### To do
Repeat each entry as written and leave the images out of the copy.

BEGIN

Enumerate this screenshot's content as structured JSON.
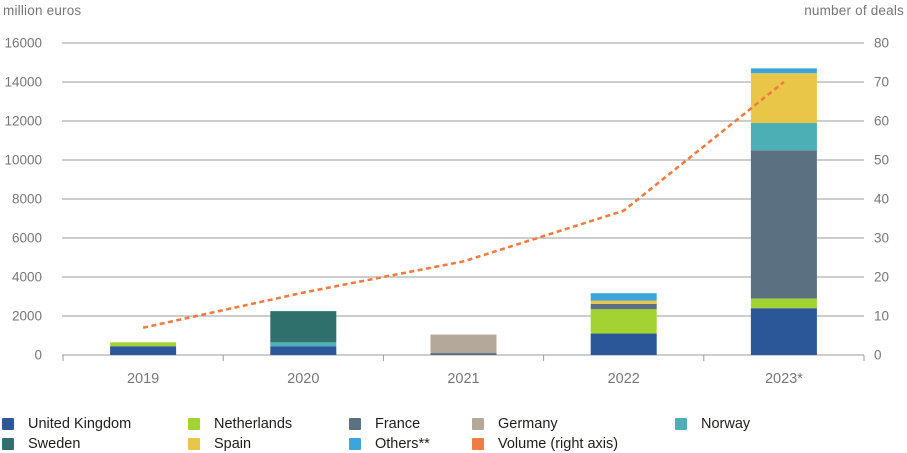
{
  "chart_data": {
    "type": "bar",
    "subtype": "stacked-bars-with-line-overlay",
    "categories": [
      "2019",
      "2020",
      "2021",
      "2022",
      "2023*"
    ],
    "series": [
      {
        "name": "United Kingdom",
        "color": "#2b5697",
        "values": [
          450,
          450,
          0,
          1100,
          2400
        ]
      },
      {
        "name": "Netherlands",
        "color": "#a3d233",
        "values": [
          200,
          0,
          0,
          1250,
          500
        ]
      },
      {
        "name": "France",
        "color": "#5b7080",
        "values": [
          0,
          0,
          100,
          270,
          7600
        ]
      },
      {
        "name": "Germany",
        "color": "#b4a89a",
        "values": [
          0,
          0,
          950,
          0,
          0
        ]
      },
      {
        "name": "Norway",
        "color": "#4cafb5",
        "values": [
          0,
          200,
          0,
          0,
          1400
        ]
      },
      {
        "name": "Sweden",
        "color": "#2f6f6c",
        "values": [
          0,
          1600,
          0,
          0,
          0
        ]
      },
      {
        "name": "Spain",
        "color": "#e9c647",
        "values": [
          0,
          0,
          0,
          170,
          2550
        ]
      },
      {
        "name": "Others**",
        "color": "#3ea5dc",
        "values": [
          0,
          0,
          0,
          380,
          250
        ]
      }
    ],
    "line_series": {
      "name": "Volume (right axis)",
      "color": "#ef7c42",
      "values": [
        7,
        16,
        24,
        37,
        70
      ]
    },
    "left_axis": {
      "title": "million euros",
      "min": 0,
      "max": 16000,
      "ticks": [
        0,
        2000,
        4000,
        6000,
        8000,
        10000,
        12000,
        14000,
        16000
      ]
    },
    "right_axis": {
      "title": "number of deals",
      "min": 0,
      "max": 80,
      "ticks": [
        0,
        10,
        20,
        30,
        40,
        50,
        60,
        70,
        80
      ]
    },
    "grid": true,
    "grid_color": "#9b9b9b",
    "legend_position": "bottom"
  },
  "legend": {
    "items": [
      {
        "label": "United Kingdom",
        "color": "#2b5697"
      },
      {
        "label": "Netherlands",
        "color": "#a3d233"
      },
      {
        "label": "France",
        "color": "#5b7080"
      },
      {
        "label": "Germany",
        "color": "#b4a89a"
      },
      {
        "label": "Norway",
        "color": "#4cafb5"
      },
      {
        "label": "Sweden",
        "color": "#2f6f6c"
      },
      {
        "label": "Spain",
        "color": "#e9c647"
      },
      {
        "label": "Others**",
        "color": "#3ea5dc"
      },
      {
        "label": "Volume (right axis)",
        "color": "#ef7c42"
      }
    ]
  }
}
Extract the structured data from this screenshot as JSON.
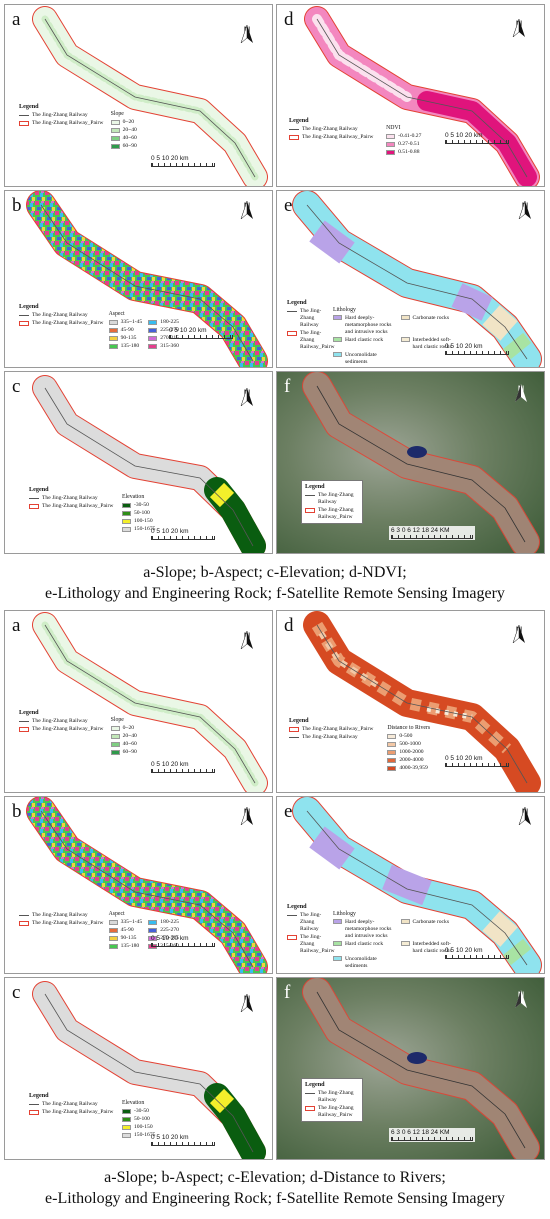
{
  "figure1": {
    "caption_line1": "a-Slope; b-Aspect; c-Elevation; d-NDVI;",
    "caption_line2": "e-Lithology and Engineering Rock; f-Satellite Remote Sensing Imagery"
  },
  "figure2": {
    "caption_line1": "a-Slope; b-Aspect; c-Elevation; d-Distance to Rivers;",
    "caption_line2": "e-Lithology and Engineering Rock; f-Satellite Remote Sensing Imagery"
  },
  "common": {
    "north_label": "N",
    "legend_title": "Legend",
    "railway_label": "The Jing-Zhang Railway",
    "buffer_label": "The Jing-Zhang Railway_Pairw",
    "scale_km": "0 5 10    20 km",
    "scale_km_sat": "6 3 0    6  12  18  24",
    "scale_km_sat_unit": "KM"
  },
  "panels": {
    "a": {
      "label": "a",
      "class_title": "Slope",
      "classes": [
        "0~20",
        "20~40",
        "40~60",
        "60~90"
      ],
      "colors": [
        "#eaf7e6",
        "#c3e8b9",
        "#7fcf82",
        "#2f9a4b"
      ]
    },
    "b": {
      "label": "b",
      "class_title": "Aspect",
      "classes": [
        "335~1-45",
        "45-90",
        "90-135",
        "135-180",
        "180-225",
        "225-270",
        "270-315",
        "315-360"
      ],
      "colors": [
        "#d9d9d9",
        "#e66b3c",
        "#f4d03f",
        "#47c750",
        "#38bdf0",
        "#4561d9",
        "#d16bd6",
        "#e43f8e"
      ]
    },
    "c": {
      "label": "c",
      "class_title": "Elevation",
      "classes": [
        "-30-50",
        "50-100",
        "100-150",
        "150-1675"
      ],
      "colors": [
        "#0a5d10",
        "#2f8e18",
        "#f3ef2b",
        "#dcdcdc"
      ]
    },
    "d1": {
      "label": "d",
      "class_title": "NDVI",
      "classes": [
        "-0.41-0.27",
        "0.27-0.51",
        "0.51-0.88"
      ],
      "colors": [
        "#fbe1ee",
        "#f387bf",
        "#e0147c"
      ]
    },
    "d2": {
      "label": "d",
      "class_title": "Distance to Rivers",
      "classes": [
        "0-500",
        "500-1000",
        "1000-2000",
        "2000-4000",
        "4000-39,959"
      ],
      "colors": [
        "#f6ead9",
        "#f3c8a6",
        "#ec9d71",
        "#e0683c",
        "#d64a22"
      ]
    },
    "e": {
      "label": "e",
      "class_title": "Lithology",
      "classes": [
        "Hard deeply-metamorphose rocks and intrusive rocks",
        "Hard clastic rock",
        "Uncomolidate sediments",
        "Carbonate rocks",
        "Interbedded soft-hard clastic rocks"
      ],
      "colors": [
        "#b9a3e8",
        "#a8e3a3",
        "#8fe3ee",
        "#f1e4c6",
        "#f5ecd4"
      ]
    },
    "f": {
      "label": "f"
    }
  }
}
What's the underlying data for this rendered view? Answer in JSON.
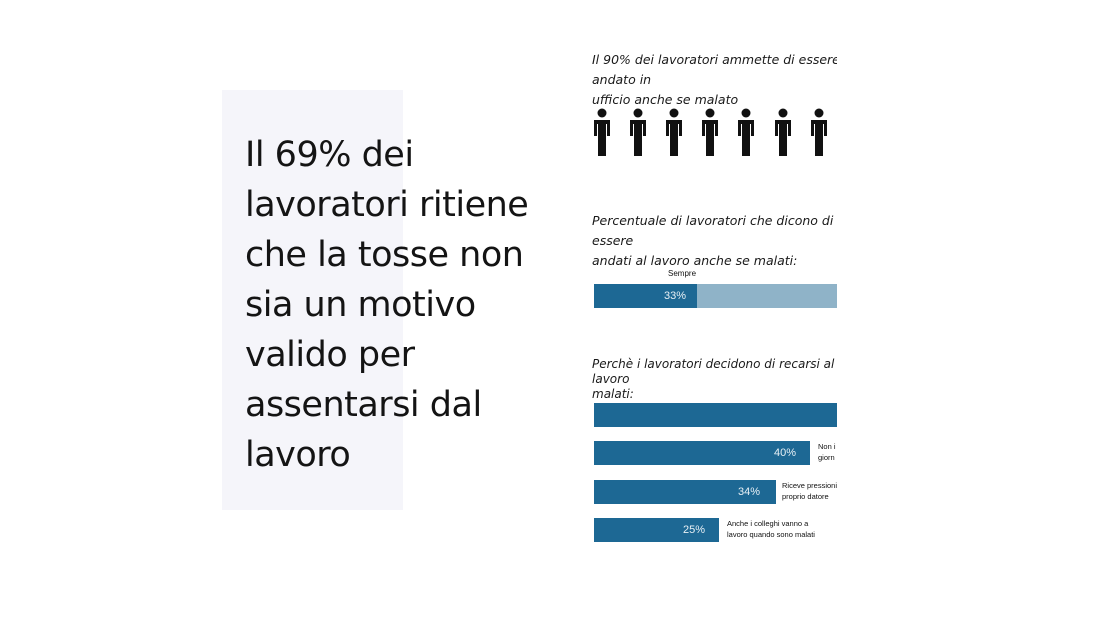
{
  "headline": "Il 69% dei lavoratori ritiene che la tosse non sia un motivo valido per assentarsi dal lavoro",
  "section1": {
    "caption": "Il 90% dei lavoratori ammette di essere andato in\nufficio anche se malato",
    "icon_count": 7
  },
  "section2": {
    "caption": "Percentuale di lavoratori che dicono di essere\nandati al lavoro anche se malati:",
    "bar_label": "Sempre",
    "value_label": "33%",
    "value": 33
  },
  "section3": {
    "caption": "Perchè i lavoratori decidono di recarsi al lavoro\nmalati:",
    "bars": [
      {
        "value_label": "",
        "value": 100,
        "reason": ""
      },
      {
        "value_label": "40%",
        "value": 40,
        "reason": "Non i\ngiorn"
      },
      {
        "value_label": "34%",
        "value": 34,
        "reason": "Riceve pressioni\nproprio datore"
      },
      {
        "value_label": "25%",
        "value": 25,
        "reason": "Anche i colleghi vanno a\nlavoro quando sono malati"
      }
    ]
  },
  "colors": {
    "bar_dark": "#1d6894",
    "bar_light": "#8fb3c8",
    "quote_bg": "#f5f5fa"
  }
}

END

### Output
Enumerate this screenshot's content as structured JSON.
{
  "chart_data": {
    "type": "bar",
    "subtype": "stacked-bars-with-line-overlay",
    "categories": [
      "2019",
      "2020",
      "2021",
      "2022",
      "2023*"
    ],
    "series": [
      {
        "name": "United Kingdom",
        "color": "#2b5697",
        "values": [
          450,
          450,
          0,
          1100,
          2400
        ]
      },
      {
        "name": "Netherlands",
        "color": "#a3d233",
        "values": [
          200,
          0,
          0,
          1250,
          500
        ]
      },
      {
        "name": "France",
        "color": "#5b7080",
        "values": [
          0,
          0,
          100,
          270,
          7600
        ]
      },
      {
        "name": "Germany",
        "color": "#b4a89a",
        "values": [
          0,
          0,
          950,
          0,
          0
        ]
      },
      {
        "name": "Norway",
        "color": "#4cafb5",
        "values": [
          0,
          200,
          0,
          0,
          1400
        ]
      },
      {
        "name": "Sweden",
        "color": "#2f6f6c",
        "values": [
          0,
          1600,
          0,
          0,
          0
        ]
      },
      {
        "name": "Spain",
        "color": "#e9c647",
        "values": [
          0,
          0,
          0,
          170,
          2550
        ]
      },
      {
        "name": "Others**",
        "color": "#3ea5dc",
        "values": [
          0,
          0,
          0,
          380,
          250
        ]
      }
    ],
    "line_series": {
      "name": "Volume (right axis)",
      "color": "#ef7c42",
      "values": [
        7,
        16,
        24,
        37,
        70
      ]
    },
    "left_axis": {
      "title": "million euros",
      "min": 0,
      "max": 16000,
      "ticks": [
        0,
        2000,
        4000,
        6000,
        8000,
        10000,
        12000,
        14000,
        16000
      ]
    },
    "right_axis": {
      "title": "number of deals",
      "min": 0,
      "max": 80,
      "ticks": [
        0,
        10,
        20,
        30,
        40,
        50,
        60,
        70,
        80
      ]
    },
    "grid": true,
    "grid_color": "#9b9b9b",
    "legend_position": "bottom"
  },
  "legend": {
    "items": [
      {
        "label": "United Kingdom",
        "color": "#2b5697"
      },
      {
        "label": "Netherlands",
        "color": "#a3d233"
      },
      {
        "label": "France",
        "color": "#5b7080"
      },
      {
        "label": "Germany",
        "color": "#b4a89a"
      },
      {
        "label": "Norway",
        "color": "#4cafb5"
      },
      {
        "label": "Sweden",
        "color": "#2f6f6c"
      },
      {
        "label": "Spain",
        "color": "#e9c647"
      },
      {
        "label": "Others**",
        "color": "#3ea5dc"
      },
      {
        "label": "Volume (right axis)",
        "color": "#ef7c42"
      }
    ]
  }
}
Extract the structured data from this screenshot as JSON.
{
  "figure1": {
    "caption_line1": "a-Slope; b-Aspect; c-Elevation; d-NDVI;",
    "caption_line2": "e-Lithology and Engineering Rock; f-Satellite Remote Sensing Imagery"
  },
  "figure2": {
    "caption_line1": "a-Slope; b-Aspect; c-Elevation; d-Distance to Rivers;",
    "caption_line2": "e-Lithology and Engineering Rock; f-Satellite Remote Sensing Imagery"
  },
  "common": {
    "north_label": "N",
    "legend_title": "Legend",
    "railway_label": "The Jing-Zhang Railway",
    "buffer_label": "The Jing-Zhang Railway_Pairw",
    "scale_km": "0 5 10    20 km",
    "scale_km_sat": "6 3 0    6  12  18  24",
    "scale_km_sat_unit": "KM"
  },
  "panels": {
    "a": {
      "label": "a",
      "class_title": "Slope",
      "classes": [
        "0~20",
        "20~40",
        "40~60",
        "60~90"
      ],
      "colors": [
        "#eaf7e6",
        "#c3e8b9",
        "#7fcf82",
        "#2f9a4b"
      ]
    },
    "b": {
      "label": "b",
      "class_title": "Aspect",
      "classes": [
        "335~1-45",
        "45-90",
        "90-135",
        "135-180",
        "180-225",
        "225-270",
        "270-315",
        "315-360"
      ],
      "colors": [
        "#d9d9d9",
        "#e66b3c",
        "#f4d03f",
        "#47c750",
        "#38bdf0",
        "#4561d9",
        "#d16bd6",
        "#e43f8e"
      ]
    },
    "c": {
      "label": "c",
      "class_title": "Elevation",
      "classes": [
        "-30-50",
        "50-100",
        "100-150",
        "150-1675"
      ],
      "colors": [
        "#0a5d10",
        "#2f8e18",
        "#f3ef2b",
        "#dcdcdc"
      ]
    },
    "d1": {
      "label": "d",
      "class_title": "NDVI",
      "classes": [
        "-0.41-0.27",
        "0.27-0.51",
        "0.51-0.88"
      ],
      "colors": [
        "#fbe1ee",
        "#f387bf",
        "#e0147c"
      ]
    },
    "d2": {
      "label": "d",
      "class_title": "Distance to Rivers",
      "classes": [
        "0-500",
        "500-1000",
        "1000-2000",
        "2000-4000",
        "4000-39,959"
      ],
      "colors": [
        "#f6ead9",
        "#f3c8a6",
        "#ec9d71",
        "#e0683c",
        "#d64a22"
      ]
    },
    "e": {
      "label": "e",
      "class_title": "Lithology",
      "classes": [
        "Hard deeply-metamorphose rocks and intrusive rocks",
        "Hard clastic rock",
        "Uncomolidate sediments",
        "Carbonate rocks",
        "Interbedded soft-hard clastic rocks"
      ],
      "colors": [
        "#b9a3e8",
        "#a8e3a3",
        "#8fe3ee",
        "#f1e4c6",
        "#f5ecd4"
      ]
    },
    "f": {
      "label": "f"
    }
  }
}
What's the underlying data for this rendered view? Answer in JSON.
{
  "headline": "Il 69% dei lavoratori ritiene che la tosse non sia un motivo valido per assentarsi dal lavoro",
  "section1": {
    "caption": "Il 90% dei lavoratori ammette di essere andato in\nufficio anche se malato",
    "icon_count": 7
  },
  "section2": {
    "caption": "Percentuale di lavoratori che dicono di essere\nandati al lavoro anche se malati:",
    "bar_label": "Sempre",
    "value_label": "33%",
    "value": 33
  },
  "section3": {
    "caption": "Perchè i lavoratori decidono di recarsi al lavoro\nmalati:",
    "bars": [
      {
        "value_label": "",
        "value": 100,
        "reason": ""
      },
      {
        "value_label": "40%",
        "value": 40,
        "reason": "Non i\ngiorn"
      },
      {
        "value_label": "34%",
        "value": 34,
        "reason": "Riceve pressioni\nproprio datore"
      },
      {
        "value_label": "25%",
        "value": 25,
        "reason": "Anche i colleghi vanno a\nlavoro quando sono malati"
      }
    ]
  },
  "colors": {
    "bar_dark": "#1d6894",
    "bar_light": "#8fb3c8",
    "quote_bg": "#f5f5fa"
  }
}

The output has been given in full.